BEGIN Entries supplied

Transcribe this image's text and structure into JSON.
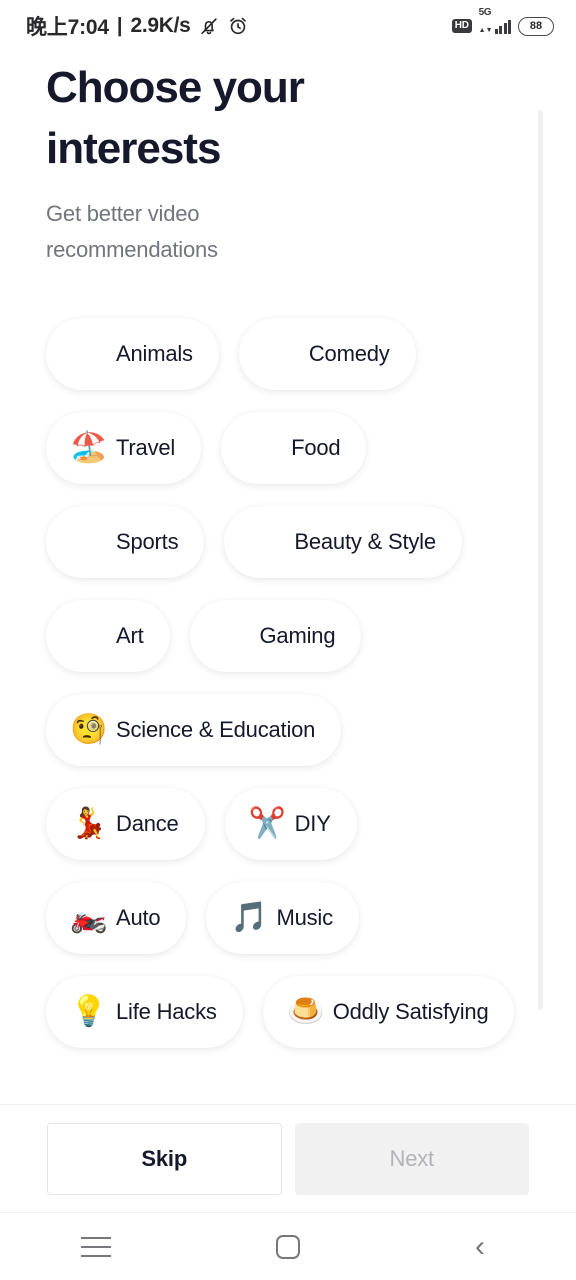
{
  "statusbar": {
    "time": "晚上7:04",
    "separator": "|",
    "network_speed": "2.9K/s",
    "mute_icon": "bell-muted-icon",
    "alarm_icon": "alarm-clock-icon",
    "hd_label": "HD",
    "network_type": "5G",
    "signal_bars": 4,
    "battery_level": "88"
  },
  "header": {
    "title": "Choose your interests",
    "subtitle": "Get better video recommendations"
  },
  "interests": [
    {
      "label": "Animals",
      "emoji": "",
      "icon": "missing-emoji-icon",
      "selected": false
    },
    {
      "label": "Comedy",
      "emoji": "",
      "icon": "missing-emoji-icon",
      "selected": false
    },
    {
      "label": "Travel",
      "emoji": "🏖️",
      "icon": "beach-umbrella-icon",
      "selected": false
    },
    {
      "label": "Food",
      "emoji": "",
      "icon": "missing-emoji-icon",
      "selected": false
    },
    {
      "label": "Sports",
      "emoji": "",
      "icon": "missing-emoji-icon",
      "selected": false
    },
    {
      "label": "Beauty & Style",
      "emoji": "",
      "icon": "missing-emoji-icon",
      "selected": false
    },
    {
      "label": "Art",
      "emoji": "",
      "icon": "missing-emoji-icon",
      "selected": false
    },
    {
      "label": "Gaming",
      "emoji": "",
      "icon": "missing-emoji-icon",
      "selected": false
    },
    {
      "label": "Science & Education",
      "emoji": "🧐",
      "icon": "monocle-face-icon",
      "selected": false
    },
    {
      "label": "Dance",
      "emoji": "💃",
      "icon": "dancer-icon",
      "selected": false
    },
    {
      "label": "DIY",
      "emoji": "✂️",
      "icon": "scissors-icon",
      "selected": false
    },
    {
      "label": "Auto",
      "emoji": "🏍️",
      "icon": "motorcycle-icon",
      "selected": false
    },
    {
      "label": "Music",
      "emoji": "🎵",
      "icon": "music-note-icon",
      "selected": false
    },
    {
      "label": "Life Hacks",
      "emoji": "💡",
      "icon": "light-bulb-icon",
      "selected": false
    },
    {
      "label": "Oddly Satisfying",
      "emoji": "🍮",
      "icon": "custard-pudding-icon",
      "selected": false
    }
  ],
  "actions": {
    "skip_label": "Skip",
    "next_label": "Next",
    "next_enabled": false
  },
  "navbar": {
    "recents_icon": "recents-menu-icon",
    "home_icon": "home-square-icon",
    "back_icon": "back-chevron-icon"
  },
  "colors": {
    "text_primary": "#16182b",
    "text_secondary": "#72757e",
    "chip_bg": "#ffffff",
    "next_disabled_bg": "#f1f1f2",
    "next_disabled_text": "#b2b3b7",
    "page_bg": "#ffffff"
  }
}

END Entries supplied

All of the material above is to be copied exactly, except for its images.

**Answer:**
Transcribe this image's text and structure into JSON.
{
  "statusbar": {
    "time": "晚上7:04",
    "separator": "|",
    "network_speed": "2.9K/s",
    "mute_icon": "bell-muted-icon",
    "alarm_icon": "alarm-clock-icon",
    "hd_label": "HD",
    "network_type": "5G",
    "signal_bars": 4,
    "battery_level": "88"
  },
  "header": {
    "title": "Choose your interests",
    "subtitle": "Get better video recommendations"
  },
  "interests": [
    {
      "label": "Animals",
      "emoji": "",
      "icon": "missing-emoji-icon",
      "selected": false
    },
    {
      "label": "Comedy",
      "emoji": "",
      "icon": "missing-emoji-icon",
      "selected": false
    },
    {
      "label": "Travel",
      "emoji": "🏖️",
      "icon": "beach-umbrella-icon",
      "selected": false
    },
    {
      "label": "Food",
      "emoji": "",
      "icon": "missing-emoji-icon",
      "selected": false
    },
    {
      "label": "Sports",
      "emoji": "",
      "icon": "missing-emoji-icon",
      "selected": false
    },
    {
      "label": "Beauty & Style",
      "emoji": "",
      "icon": "missing-emoji-icon",
      "selected": false
    },
    {
      "label": "Art",
      "emoji": "",
      "icon": "missing-emoji-icon",
      "selected": false
    },
    {
      "label": "Gaming",
      "emoji": "",
      "icon": "missing-emoji-icon",
      "selected": false
    },
    {
      "label": "Science & Education",
      "emoji": "🧐",
      "icon": "monocle-face-icon",
      "selected": false
    },
    {
      "label": "Dance",
      "emoji": "💃",
      "icon": "dancer-icon",
      "selected": false
    },
    {
      "label": "DIY",
      "emoji": "✂️",
      "icon": "scissors-icon",
      "selected": false
    },
    {
      "label": "Auto",
      "emoji": "🏍️",
      "icon": "motorcycle-icon",
      "selected": false
    },
    {
      "label": "Music",
      "emoji": "🎵",
      "icon": "music-note-icon",
      "selected": false
    },
    {
      "label": "Life Hacks",
      "emoji": "💡",
      "icon": "light-bulb-icon",
      "selected": false
    },
    {
      "label": "Oddly Satisfying",
      "emoji": "🍮",
      "icon": "custard-pudding-icon",
      "selected": false
    }
  ],
  "actions": {
    "skip_label": "Skip",
    "next_label": "Next",
    "next_enabled": false
  },
  "navbar": {
    "recents_icon": "recents-menu-icon",
    "home_icon": "home-square-icon",
    "back_icon": "back-chevron-icon"
  },
  "colors": {
    "text_primary": "#16182b",
    "text_secondary": "#72757e",
    "chip_bg": "#ffffff",
    "next_disabled_bg": "#f1f1f2",
    "next_disabled_text": "#b2b3b7",
    "page_bg": "#ffffff"
  }
}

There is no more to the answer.